[Items from a figure collection]
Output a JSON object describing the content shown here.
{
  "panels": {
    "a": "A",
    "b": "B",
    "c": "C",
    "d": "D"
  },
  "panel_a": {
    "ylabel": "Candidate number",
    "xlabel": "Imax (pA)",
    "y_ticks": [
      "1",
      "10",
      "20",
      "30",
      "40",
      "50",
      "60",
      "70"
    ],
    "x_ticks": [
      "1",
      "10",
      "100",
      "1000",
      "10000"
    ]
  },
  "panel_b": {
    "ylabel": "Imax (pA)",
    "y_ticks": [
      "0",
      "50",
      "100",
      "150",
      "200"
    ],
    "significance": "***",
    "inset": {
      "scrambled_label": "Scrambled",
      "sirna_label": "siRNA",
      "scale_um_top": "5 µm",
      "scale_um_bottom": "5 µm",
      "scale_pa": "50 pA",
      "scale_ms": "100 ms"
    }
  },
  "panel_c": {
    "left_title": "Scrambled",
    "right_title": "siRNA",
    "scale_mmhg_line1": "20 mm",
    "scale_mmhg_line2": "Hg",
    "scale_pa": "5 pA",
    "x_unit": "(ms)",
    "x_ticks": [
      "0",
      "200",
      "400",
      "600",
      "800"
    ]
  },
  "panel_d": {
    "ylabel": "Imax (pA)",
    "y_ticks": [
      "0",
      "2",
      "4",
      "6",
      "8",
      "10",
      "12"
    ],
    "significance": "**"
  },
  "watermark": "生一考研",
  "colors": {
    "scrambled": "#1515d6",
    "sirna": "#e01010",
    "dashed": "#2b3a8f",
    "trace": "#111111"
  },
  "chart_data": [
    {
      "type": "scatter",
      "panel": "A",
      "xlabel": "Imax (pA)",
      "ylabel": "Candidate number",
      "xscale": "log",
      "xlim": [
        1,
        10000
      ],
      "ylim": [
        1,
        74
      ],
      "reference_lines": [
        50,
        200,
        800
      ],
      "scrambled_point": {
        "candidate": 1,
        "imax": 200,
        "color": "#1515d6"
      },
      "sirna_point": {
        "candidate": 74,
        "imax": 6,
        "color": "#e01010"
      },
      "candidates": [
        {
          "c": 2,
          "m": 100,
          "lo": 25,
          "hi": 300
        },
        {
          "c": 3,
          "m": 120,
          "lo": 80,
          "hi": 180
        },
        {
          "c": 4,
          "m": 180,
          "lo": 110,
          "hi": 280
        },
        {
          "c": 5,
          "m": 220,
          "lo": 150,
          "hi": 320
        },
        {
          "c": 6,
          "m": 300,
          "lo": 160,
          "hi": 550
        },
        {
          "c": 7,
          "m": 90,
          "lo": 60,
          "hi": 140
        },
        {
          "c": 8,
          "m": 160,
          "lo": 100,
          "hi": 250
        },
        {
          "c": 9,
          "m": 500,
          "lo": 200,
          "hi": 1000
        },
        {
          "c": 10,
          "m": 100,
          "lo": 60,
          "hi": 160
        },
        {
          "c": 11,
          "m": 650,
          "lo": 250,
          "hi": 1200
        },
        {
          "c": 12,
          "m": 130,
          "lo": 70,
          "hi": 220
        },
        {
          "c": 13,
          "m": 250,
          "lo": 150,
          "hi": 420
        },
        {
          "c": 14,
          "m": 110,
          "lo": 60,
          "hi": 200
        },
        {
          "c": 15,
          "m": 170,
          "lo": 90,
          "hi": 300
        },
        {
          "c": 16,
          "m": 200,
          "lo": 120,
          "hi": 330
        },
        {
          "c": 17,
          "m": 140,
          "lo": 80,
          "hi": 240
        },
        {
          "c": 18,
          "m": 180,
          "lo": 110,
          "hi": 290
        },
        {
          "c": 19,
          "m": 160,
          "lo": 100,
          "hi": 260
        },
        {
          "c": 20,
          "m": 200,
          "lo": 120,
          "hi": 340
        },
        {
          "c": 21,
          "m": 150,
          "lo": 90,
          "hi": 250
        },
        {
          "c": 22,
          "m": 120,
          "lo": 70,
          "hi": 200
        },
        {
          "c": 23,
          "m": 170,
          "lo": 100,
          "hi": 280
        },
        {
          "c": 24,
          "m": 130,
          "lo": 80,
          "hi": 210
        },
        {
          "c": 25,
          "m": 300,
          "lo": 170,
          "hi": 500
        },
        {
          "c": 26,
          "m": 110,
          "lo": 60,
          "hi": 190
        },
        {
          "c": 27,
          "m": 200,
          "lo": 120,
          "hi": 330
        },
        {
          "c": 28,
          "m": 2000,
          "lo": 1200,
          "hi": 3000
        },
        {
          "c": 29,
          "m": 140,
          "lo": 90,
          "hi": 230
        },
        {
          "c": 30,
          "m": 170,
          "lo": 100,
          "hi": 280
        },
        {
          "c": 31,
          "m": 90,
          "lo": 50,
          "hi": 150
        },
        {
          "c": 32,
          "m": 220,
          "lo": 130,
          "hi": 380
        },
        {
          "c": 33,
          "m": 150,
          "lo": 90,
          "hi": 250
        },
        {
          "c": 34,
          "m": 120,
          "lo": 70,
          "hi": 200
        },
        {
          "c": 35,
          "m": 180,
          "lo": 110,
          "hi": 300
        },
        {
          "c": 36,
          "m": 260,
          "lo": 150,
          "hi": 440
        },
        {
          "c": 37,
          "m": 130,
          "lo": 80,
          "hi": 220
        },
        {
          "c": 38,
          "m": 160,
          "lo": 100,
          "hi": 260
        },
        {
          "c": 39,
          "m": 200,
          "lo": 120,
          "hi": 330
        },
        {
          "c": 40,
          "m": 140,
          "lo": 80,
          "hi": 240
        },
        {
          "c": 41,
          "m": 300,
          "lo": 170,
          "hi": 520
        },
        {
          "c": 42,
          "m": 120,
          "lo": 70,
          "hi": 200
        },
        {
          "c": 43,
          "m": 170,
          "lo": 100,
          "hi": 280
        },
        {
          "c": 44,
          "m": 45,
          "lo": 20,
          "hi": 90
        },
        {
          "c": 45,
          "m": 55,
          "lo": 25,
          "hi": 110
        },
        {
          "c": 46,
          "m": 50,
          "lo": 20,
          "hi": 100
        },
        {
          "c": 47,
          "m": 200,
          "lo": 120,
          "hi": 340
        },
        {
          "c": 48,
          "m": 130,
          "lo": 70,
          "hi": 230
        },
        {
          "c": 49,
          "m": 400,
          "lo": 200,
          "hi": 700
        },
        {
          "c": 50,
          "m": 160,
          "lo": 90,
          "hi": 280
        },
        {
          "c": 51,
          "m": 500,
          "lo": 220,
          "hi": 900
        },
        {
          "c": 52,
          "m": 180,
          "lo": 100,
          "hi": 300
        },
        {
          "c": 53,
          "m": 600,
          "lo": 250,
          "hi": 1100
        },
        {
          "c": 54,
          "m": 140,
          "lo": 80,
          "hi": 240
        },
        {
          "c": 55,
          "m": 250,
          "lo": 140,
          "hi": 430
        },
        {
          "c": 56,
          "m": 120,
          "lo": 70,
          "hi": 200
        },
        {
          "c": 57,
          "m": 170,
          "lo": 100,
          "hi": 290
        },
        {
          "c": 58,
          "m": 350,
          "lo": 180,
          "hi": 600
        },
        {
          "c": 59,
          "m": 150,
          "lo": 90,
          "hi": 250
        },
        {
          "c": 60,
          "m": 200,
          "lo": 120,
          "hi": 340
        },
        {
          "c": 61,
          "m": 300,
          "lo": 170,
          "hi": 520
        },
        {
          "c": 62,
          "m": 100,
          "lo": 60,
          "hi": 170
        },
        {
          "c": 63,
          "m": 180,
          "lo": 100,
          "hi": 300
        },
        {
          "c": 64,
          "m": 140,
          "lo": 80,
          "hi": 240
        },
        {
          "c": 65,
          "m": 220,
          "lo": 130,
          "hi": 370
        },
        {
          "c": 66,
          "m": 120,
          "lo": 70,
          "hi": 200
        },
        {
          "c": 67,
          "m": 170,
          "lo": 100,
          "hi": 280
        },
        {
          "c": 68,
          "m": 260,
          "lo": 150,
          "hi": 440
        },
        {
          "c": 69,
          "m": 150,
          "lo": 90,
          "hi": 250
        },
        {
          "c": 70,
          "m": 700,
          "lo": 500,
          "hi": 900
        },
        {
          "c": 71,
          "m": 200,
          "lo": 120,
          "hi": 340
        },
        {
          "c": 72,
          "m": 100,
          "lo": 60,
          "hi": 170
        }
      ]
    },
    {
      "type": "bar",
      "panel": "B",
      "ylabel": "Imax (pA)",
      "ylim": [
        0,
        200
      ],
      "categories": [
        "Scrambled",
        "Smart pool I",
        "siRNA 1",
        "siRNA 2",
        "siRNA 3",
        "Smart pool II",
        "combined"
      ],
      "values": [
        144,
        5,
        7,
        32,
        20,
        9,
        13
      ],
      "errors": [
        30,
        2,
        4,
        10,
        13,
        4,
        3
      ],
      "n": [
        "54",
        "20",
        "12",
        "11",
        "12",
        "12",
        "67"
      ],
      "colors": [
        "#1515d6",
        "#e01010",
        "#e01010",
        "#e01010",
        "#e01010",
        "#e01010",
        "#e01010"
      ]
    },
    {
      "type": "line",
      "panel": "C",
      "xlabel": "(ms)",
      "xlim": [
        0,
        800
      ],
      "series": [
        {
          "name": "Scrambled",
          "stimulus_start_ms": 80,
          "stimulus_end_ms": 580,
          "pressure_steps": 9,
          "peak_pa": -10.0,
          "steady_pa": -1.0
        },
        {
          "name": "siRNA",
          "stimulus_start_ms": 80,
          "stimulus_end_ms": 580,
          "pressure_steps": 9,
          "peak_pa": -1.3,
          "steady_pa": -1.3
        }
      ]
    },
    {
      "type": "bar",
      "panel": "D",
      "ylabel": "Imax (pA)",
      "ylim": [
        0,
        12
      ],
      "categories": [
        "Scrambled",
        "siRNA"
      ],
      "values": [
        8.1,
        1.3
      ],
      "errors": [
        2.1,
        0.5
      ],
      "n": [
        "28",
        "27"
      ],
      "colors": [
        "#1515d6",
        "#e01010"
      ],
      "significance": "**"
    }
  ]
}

### WHAT YOU ARE ASKED TO DO
Pick out and copy the lines of the entries that hold the string "number".

### SOLUTION TO THIS PROBLEM
    "ylabel": "Candidate number",
      "ylabel": "Candidate number",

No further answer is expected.